-- Start of MATERIALS PROVIDED --

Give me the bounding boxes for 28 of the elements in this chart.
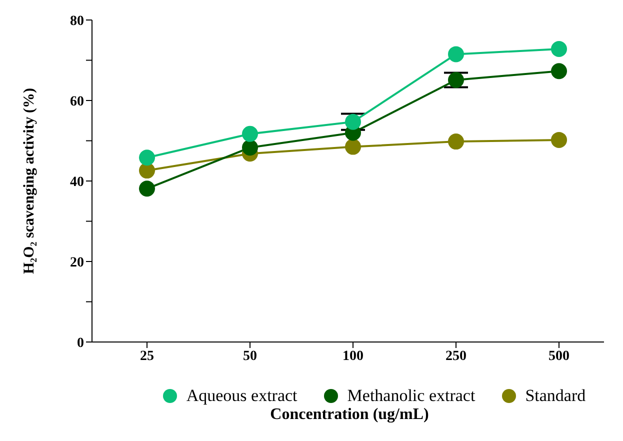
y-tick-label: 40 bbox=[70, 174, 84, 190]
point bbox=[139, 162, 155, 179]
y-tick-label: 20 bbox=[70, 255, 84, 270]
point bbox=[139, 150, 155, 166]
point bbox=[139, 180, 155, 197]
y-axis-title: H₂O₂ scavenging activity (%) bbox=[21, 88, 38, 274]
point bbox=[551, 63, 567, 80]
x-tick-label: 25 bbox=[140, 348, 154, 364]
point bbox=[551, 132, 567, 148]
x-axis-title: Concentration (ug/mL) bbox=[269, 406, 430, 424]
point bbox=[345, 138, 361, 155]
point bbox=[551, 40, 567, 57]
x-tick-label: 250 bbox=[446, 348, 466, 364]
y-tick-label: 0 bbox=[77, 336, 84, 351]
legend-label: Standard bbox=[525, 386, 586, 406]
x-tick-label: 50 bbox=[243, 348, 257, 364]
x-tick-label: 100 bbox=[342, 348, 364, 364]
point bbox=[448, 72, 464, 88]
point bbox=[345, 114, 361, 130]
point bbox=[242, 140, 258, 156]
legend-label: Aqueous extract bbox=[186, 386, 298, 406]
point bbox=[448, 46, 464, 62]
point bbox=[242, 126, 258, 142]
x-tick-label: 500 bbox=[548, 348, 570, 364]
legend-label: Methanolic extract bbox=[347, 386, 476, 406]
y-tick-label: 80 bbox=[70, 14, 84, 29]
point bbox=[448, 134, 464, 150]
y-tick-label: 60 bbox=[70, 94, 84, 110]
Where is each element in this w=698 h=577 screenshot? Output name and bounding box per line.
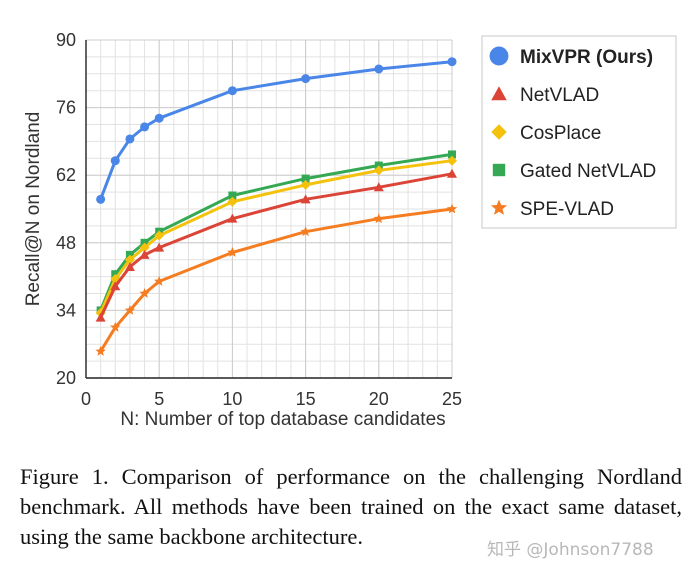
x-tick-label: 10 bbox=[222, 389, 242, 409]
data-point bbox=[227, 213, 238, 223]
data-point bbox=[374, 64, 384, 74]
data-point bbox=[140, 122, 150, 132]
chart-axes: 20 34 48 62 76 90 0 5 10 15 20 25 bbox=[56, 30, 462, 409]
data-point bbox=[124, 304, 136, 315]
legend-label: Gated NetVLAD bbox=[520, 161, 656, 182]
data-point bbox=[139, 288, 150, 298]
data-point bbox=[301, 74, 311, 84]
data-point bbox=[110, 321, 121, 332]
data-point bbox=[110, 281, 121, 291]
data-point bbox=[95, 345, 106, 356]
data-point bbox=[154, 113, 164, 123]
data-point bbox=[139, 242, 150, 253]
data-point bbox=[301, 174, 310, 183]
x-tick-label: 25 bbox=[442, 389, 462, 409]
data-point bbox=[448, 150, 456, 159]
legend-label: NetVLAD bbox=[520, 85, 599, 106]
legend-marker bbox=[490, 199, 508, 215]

-- End of MATERIALS PROVIDED --

### PROBLEM DETAILS
Reproduce every line of the items above verbatim, leaving out the pictures.

### RESPONSE BELOW
Give me the bounding boxes for 28 of the elements in this chart.
y-tick-label: 40 bbox=[70, 174, 84, 190]
point bbox=[139, 162, 155, 179]
y-tick-label: 20 bbox=[70, 255, 84, 270]
point bbox=[139, 150, 155, 166]
point bbox=[139, 180, 155, 197]
y-axis-title: H₂O₂ scavenging activity (%) bbox=[21, 88, 38, 274]
point bbox=[551, 63, 567, 80]
x-tick-label: 25 bbox=[140, 348, 154, 364]
point bbox=[551, 132, 567, 148]
x-axis-title: Concentration (ug/mL) bbox=[269, 406, 430, 424]
point bbox=[345, 138, 361, 155]
point bbox=[551, 40, 567, 57]
x-tick-label: 250 bbox=[446, 348, 466, 364]
y-tick-label: 0 bbox=[77, 336, 84, 351]
legend-label: Standard bbox=[525, 386, 586, 406]
x-tick-label: 50 bbox=[243, 348, 257, 364]
x-tick-label: 100 bbox=[342, 348, 364, 364]
point bbox=[448, 72, 464, 88]
point bbox=[345, 114, 361, 130]
point bbox=[242, 140, 258, 156]
legend-label: Aqueous extract bbox=[186, 386, 298, 406]
point bbox=[448, 46, 464, 62]
point bbox=[242, 126, 258, 142]
x-tick-label: 500 bbox=[548, 348, 570, 364]
legend-label: Methanolic extract bbox=[347, 386, 476, 406]
y-tick-label: 80 bbox=[70, 14, 84, 29]
point bbox=[448, 134, 464, 150]
y-tick-label: 60 bbox=[70, 94, 84, 110]
Where is each element in this w=698 h=577 screenshot? Output name and bounding box per line.
x-tick-label: 10 bbox=[222, 389, 242, 409]
data-point bbox=[227, 213, 238, 223]
data-point bbox=[374, 64, 384, 74]
data-point bbox=[140, 122, 150, 132]
chart-axes: 20 34 48 62 76 90 0 5 10 15 20 25 bbox=[56, 30, 462, 409]
data-point bbox=[124, 304, 136, 315]
legend-label: Gated NetVLAD bbox=[520, 161, 656, 182]
data-point bbox=[139, 288, 150, 298]
data-point bbox=[301, 74, 311, 84]
data-point bbox=[110, 321, 121, 332]
data-point bbox=[110, 281, 121, 291]
data-point bbox=[95, 345, 106, 356]
data-point bbox=[154, 113, 164, 123]
data-point bbox=[139, 242, 150, 253]
data-point bbox=[301, 174, 310, 183]
x-tick-label: 25 bbox=[442, 389, 462, 409]
data-point bbox=[448, 150, 456, 159]
legend-label: NetVLAD bbox=[520, 85, 599, 106]
legend-marker bbox=[490, 199, 508, 215]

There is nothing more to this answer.